In the entries below, count the lines holding "варианту". Reply with the number only.

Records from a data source
--- Start ---
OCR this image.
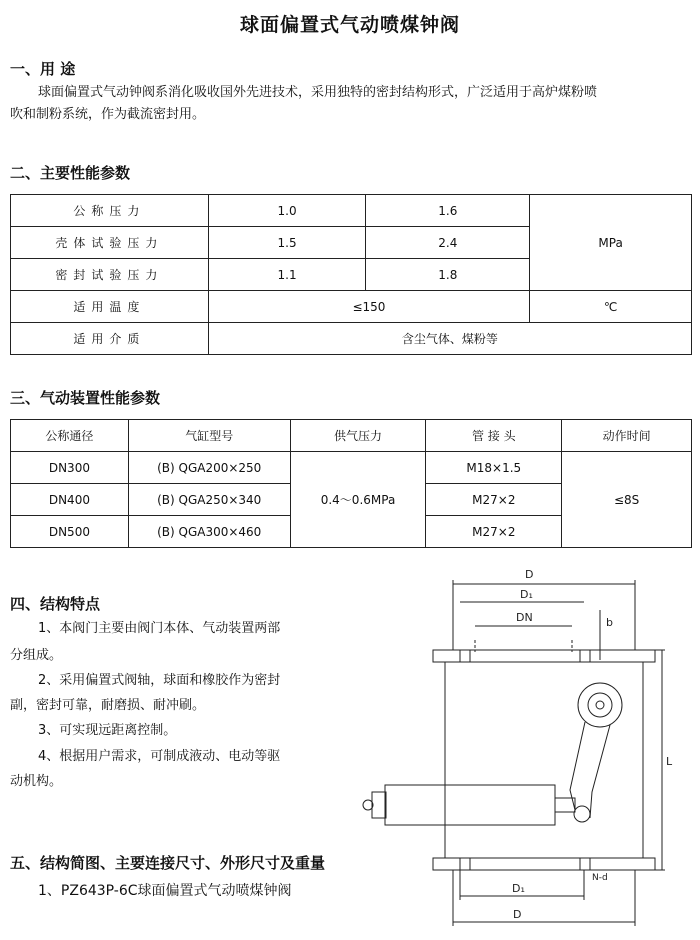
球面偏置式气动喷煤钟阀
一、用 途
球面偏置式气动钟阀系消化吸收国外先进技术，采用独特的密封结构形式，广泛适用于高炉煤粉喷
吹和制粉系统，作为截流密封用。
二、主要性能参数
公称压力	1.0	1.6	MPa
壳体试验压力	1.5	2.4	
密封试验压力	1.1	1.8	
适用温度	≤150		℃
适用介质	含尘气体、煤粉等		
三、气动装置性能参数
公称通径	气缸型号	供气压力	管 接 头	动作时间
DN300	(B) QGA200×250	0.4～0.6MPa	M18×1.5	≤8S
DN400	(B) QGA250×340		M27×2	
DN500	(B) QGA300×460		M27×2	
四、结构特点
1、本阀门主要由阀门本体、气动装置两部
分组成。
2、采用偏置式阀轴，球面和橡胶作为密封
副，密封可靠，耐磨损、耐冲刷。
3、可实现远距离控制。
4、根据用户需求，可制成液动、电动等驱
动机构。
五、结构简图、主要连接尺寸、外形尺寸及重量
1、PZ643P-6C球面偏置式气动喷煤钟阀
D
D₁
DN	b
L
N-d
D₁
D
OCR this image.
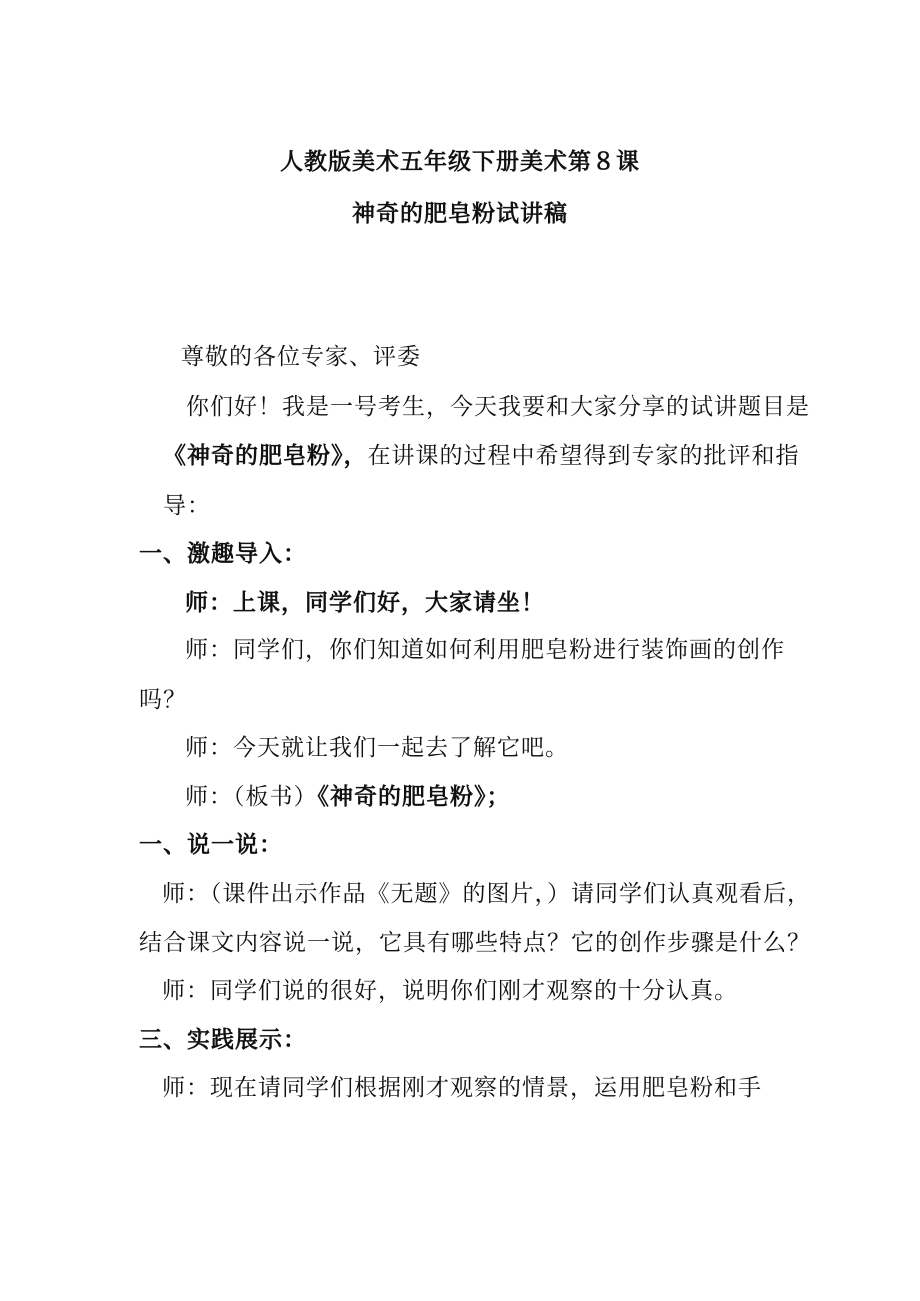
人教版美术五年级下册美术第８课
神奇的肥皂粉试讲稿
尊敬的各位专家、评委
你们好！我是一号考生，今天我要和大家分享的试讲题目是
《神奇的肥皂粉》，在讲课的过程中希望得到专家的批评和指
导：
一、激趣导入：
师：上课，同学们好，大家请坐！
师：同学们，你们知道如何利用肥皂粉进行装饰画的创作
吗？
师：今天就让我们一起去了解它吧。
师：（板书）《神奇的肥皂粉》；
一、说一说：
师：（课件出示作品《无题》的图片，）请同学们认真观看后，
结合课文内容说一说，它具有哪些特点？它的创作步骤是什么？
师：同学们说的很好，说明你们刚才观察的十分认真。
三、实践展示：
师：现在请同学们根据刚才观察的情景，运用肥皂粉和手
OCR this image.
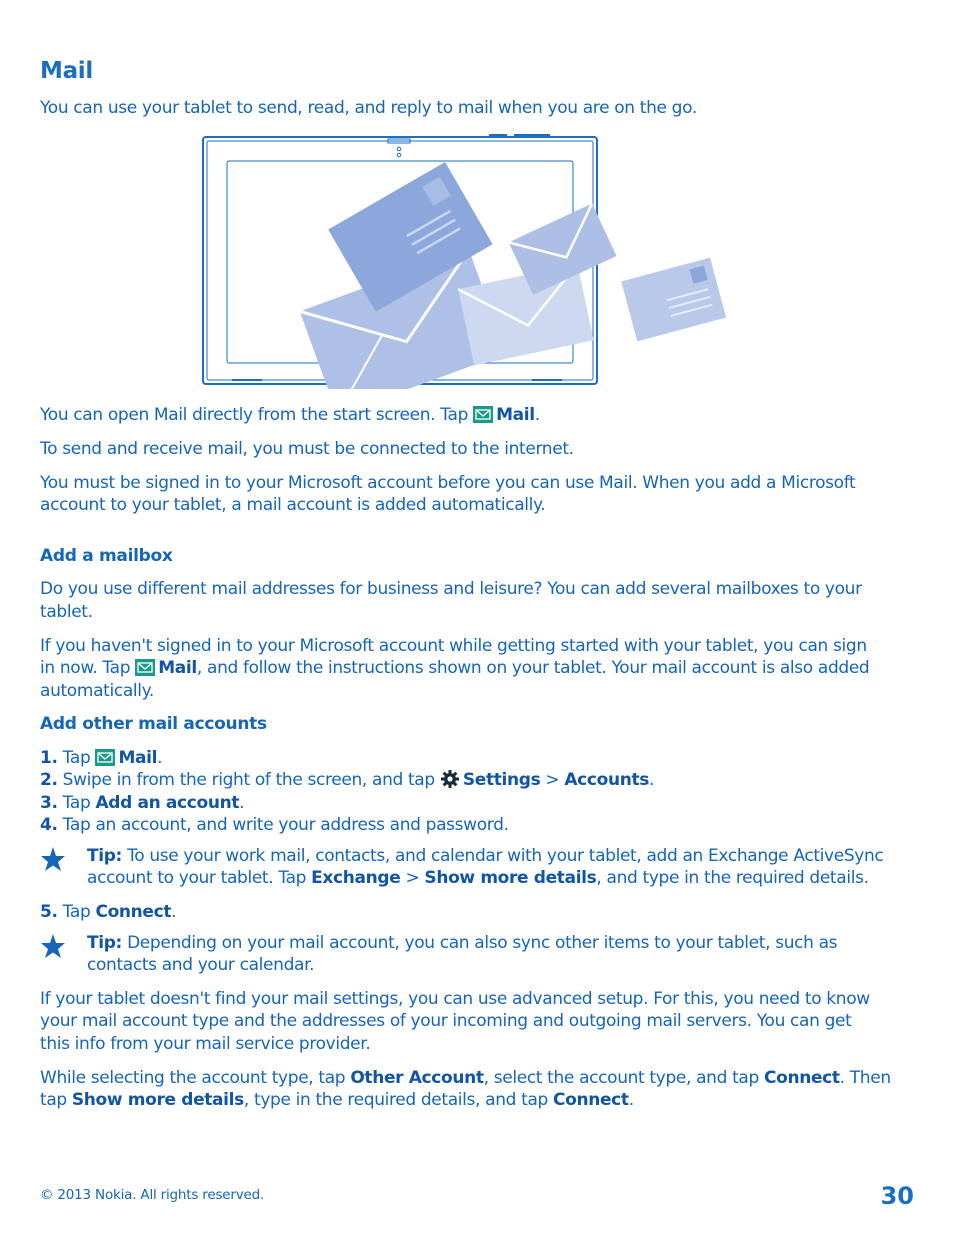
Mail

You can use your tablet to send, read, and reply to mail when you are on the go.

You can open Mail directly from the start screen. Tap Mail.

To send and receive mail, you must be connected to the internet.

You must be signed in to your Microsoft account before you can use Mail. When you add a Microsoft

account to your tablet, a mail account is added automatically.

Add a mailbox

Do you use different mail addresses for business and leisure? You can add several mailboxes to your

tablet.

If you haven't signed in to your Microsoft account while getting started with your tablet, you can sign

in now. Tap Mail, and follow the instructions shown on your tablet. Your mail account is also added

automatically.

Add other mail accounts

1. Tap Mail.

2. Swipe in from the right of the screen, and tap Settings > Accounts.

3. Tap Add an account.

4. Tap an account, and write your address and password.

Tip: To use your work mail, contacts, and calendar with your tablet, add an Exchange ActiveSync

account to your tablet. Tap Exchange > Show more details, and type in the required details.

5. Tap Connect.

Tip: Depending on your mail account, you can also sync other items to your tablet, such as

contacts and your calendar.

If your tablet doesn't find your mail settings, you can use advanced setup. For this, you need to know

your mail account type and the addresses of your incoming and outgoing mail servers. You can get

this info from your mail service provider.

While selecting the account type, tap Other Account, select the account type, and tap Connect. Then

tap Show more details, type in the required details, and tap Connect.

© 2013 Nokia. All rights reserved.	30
--- End ---
--- Start ---
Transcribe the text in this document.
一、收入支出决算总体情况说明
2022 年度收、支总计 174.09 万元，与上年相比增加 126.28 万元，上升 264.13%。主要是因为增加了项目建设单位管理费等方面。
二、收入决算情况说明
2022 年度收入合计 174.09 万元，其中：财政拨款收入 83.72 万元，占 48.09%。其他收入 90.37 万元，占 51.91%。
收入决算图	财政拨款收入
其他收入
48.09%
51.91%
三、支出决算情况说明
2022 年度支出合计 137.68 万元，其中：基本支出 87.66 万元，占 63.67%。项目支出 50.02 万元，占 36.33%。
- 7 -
--- End ---
--- Start ---
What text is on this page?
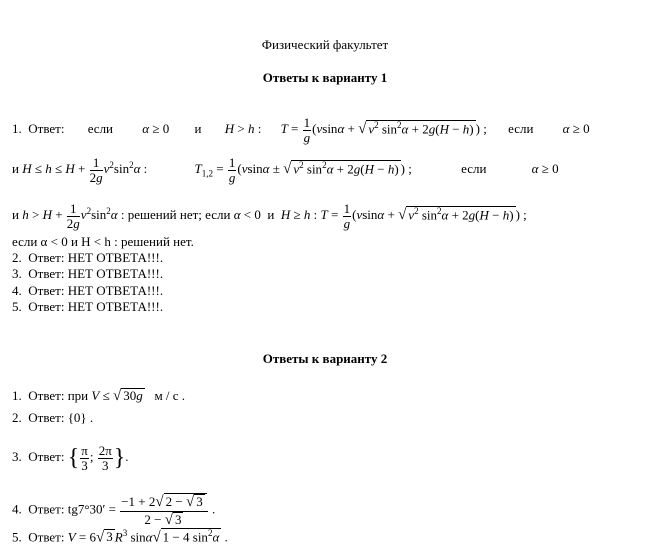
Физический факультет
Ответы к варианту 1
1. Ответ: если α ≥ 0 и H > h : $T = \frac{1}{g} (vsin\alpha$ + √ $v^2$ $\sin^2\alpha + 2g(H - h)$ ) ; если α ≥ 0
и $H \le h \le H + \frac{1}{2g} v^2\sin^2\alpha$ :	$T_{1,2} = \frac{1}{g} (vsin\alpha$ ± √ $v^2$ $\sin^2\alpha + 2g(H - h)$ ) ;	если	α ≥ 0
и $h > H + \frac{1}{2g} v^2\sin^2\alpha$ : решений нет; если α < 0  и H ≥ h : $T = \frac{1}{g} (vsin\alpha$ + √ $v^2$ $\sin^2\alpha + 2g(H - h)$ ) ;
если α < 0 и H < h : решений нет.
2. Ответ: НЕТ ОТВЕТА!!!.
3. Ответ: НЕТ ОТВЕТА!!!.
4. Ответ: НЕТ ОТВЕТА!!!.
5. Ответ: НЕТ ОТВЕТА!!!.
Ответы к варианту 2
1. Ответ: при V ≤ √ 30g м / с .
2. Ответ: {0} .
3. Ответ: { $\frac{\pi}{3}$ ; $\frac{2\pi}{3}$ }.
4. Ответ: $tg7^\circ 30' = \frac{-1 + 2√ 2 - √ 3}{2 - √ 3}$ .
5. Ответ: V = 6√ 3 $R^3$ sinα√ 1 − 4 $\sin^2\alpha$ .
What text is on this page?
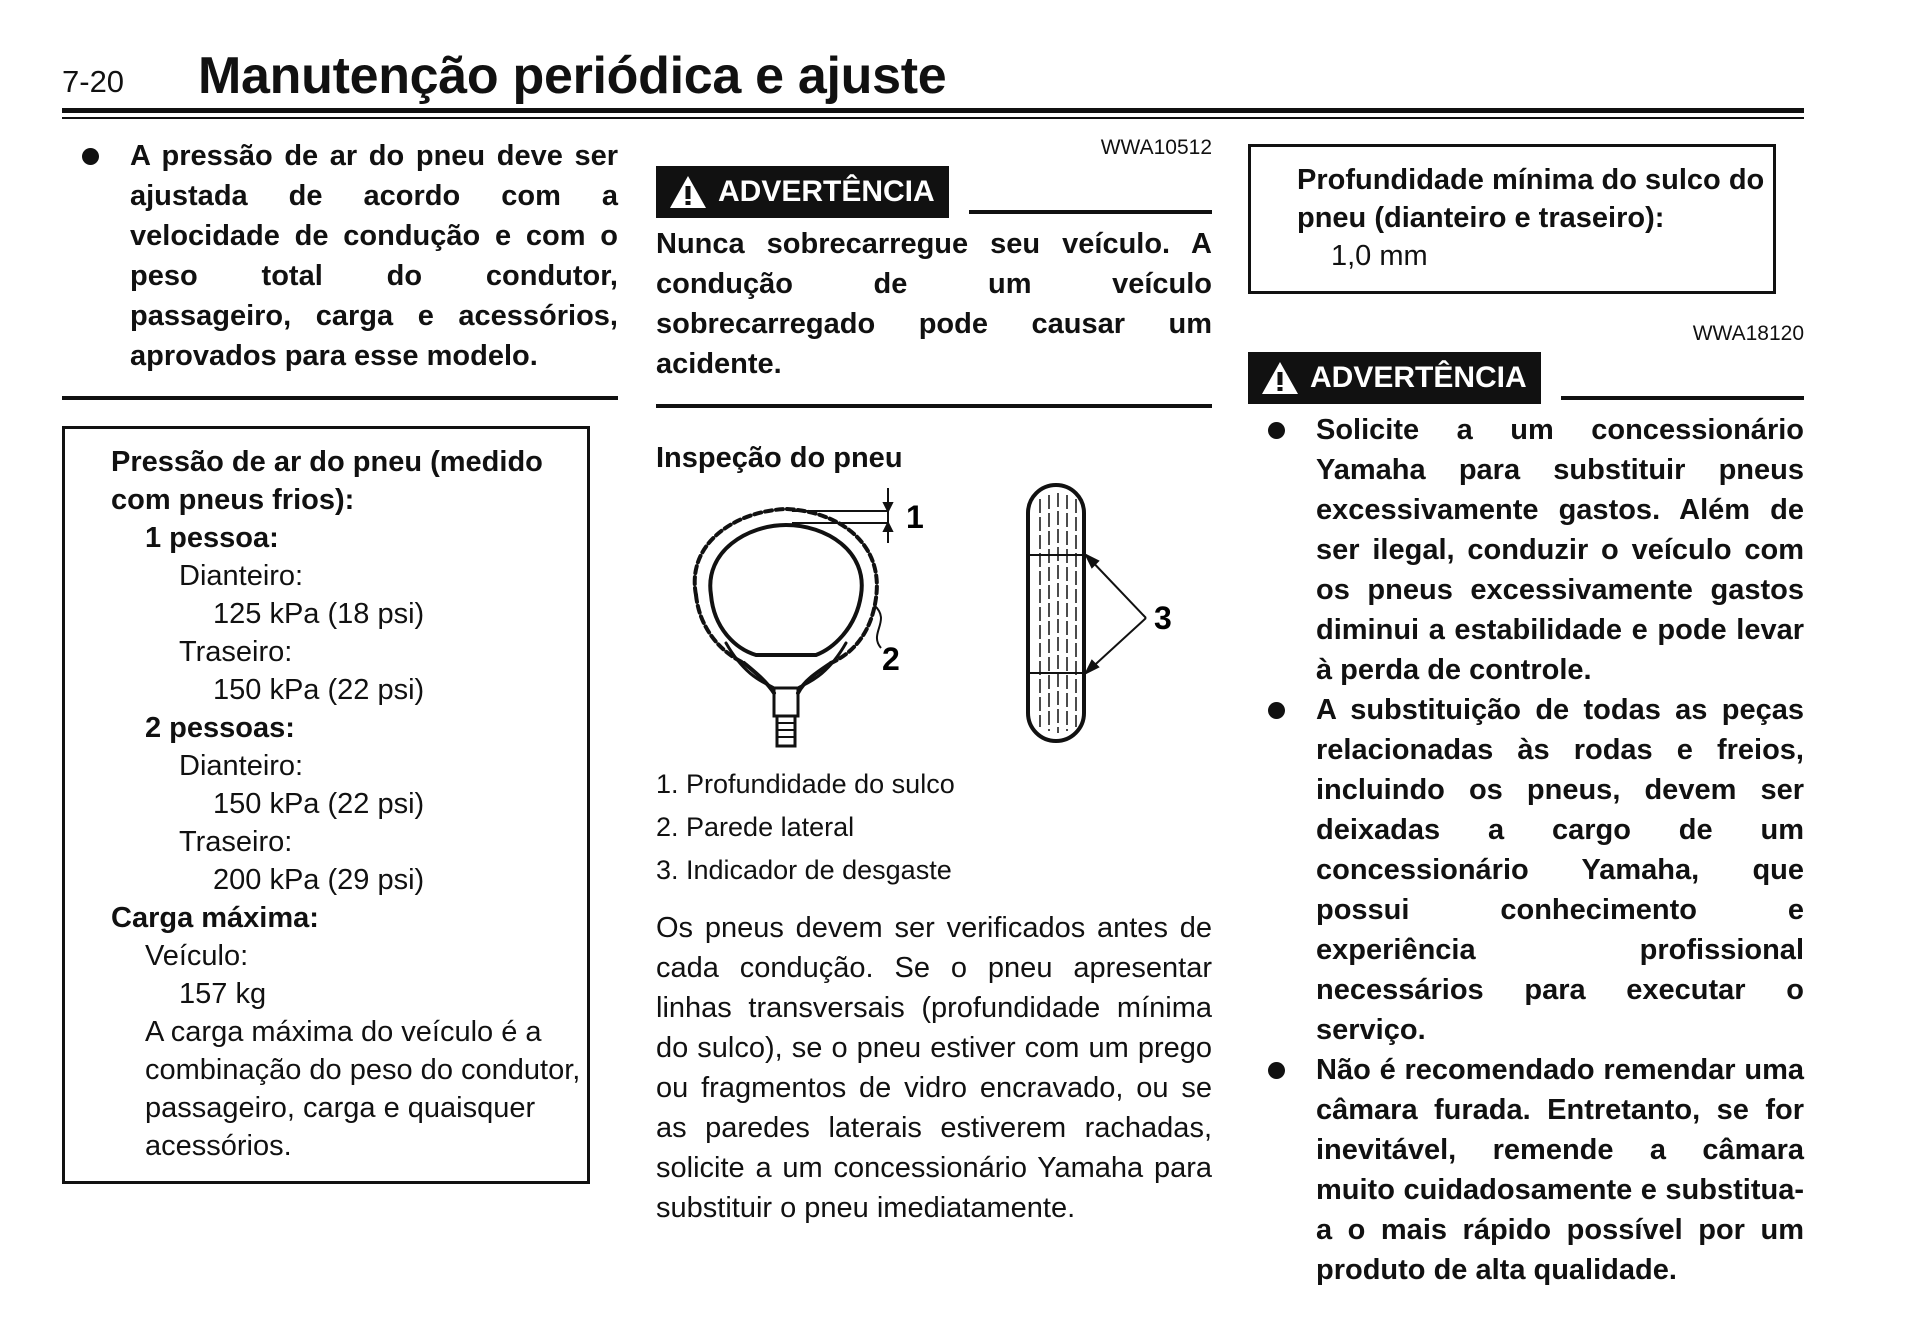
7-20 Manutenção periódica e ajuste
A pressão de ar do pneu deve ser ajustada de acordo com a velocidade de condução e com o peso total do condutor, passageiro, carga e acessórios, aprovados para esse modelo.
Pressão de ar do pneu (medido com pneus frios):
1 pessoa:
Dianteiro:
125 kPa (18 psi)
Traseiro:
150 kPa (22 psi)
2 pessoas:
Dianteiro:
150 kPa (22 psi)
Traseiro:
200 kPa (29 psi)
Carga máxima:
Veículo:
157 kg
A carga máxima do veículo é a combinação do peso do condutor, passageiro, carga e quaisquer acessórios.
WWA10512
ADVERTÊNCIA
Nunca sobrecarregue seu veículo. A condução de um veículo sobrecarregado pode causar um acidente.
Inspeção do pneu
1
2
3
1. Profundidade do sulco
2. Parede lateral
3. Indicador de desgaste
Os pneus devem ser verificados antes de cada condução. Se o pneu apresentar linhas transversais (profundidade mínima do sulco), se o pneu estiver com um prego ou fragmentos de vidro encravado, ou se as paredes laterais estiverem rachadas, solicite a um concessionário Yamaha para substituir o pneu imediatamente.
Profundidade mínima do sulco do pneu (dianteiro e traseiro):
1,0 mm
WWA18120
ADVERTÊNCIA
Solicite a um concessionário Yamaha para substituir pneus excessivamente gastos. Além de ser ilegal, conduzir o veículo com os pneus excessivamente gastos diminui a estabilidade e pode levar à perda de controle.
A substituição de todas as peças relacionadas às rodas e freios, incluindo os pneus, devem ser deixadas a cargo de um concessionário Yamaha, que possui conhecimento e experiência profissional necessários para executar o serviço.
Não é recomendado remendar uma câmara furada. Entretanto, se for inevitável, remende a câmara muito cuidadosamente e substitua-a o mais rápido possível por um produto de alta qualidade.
--- End ---
ANSWER >>
2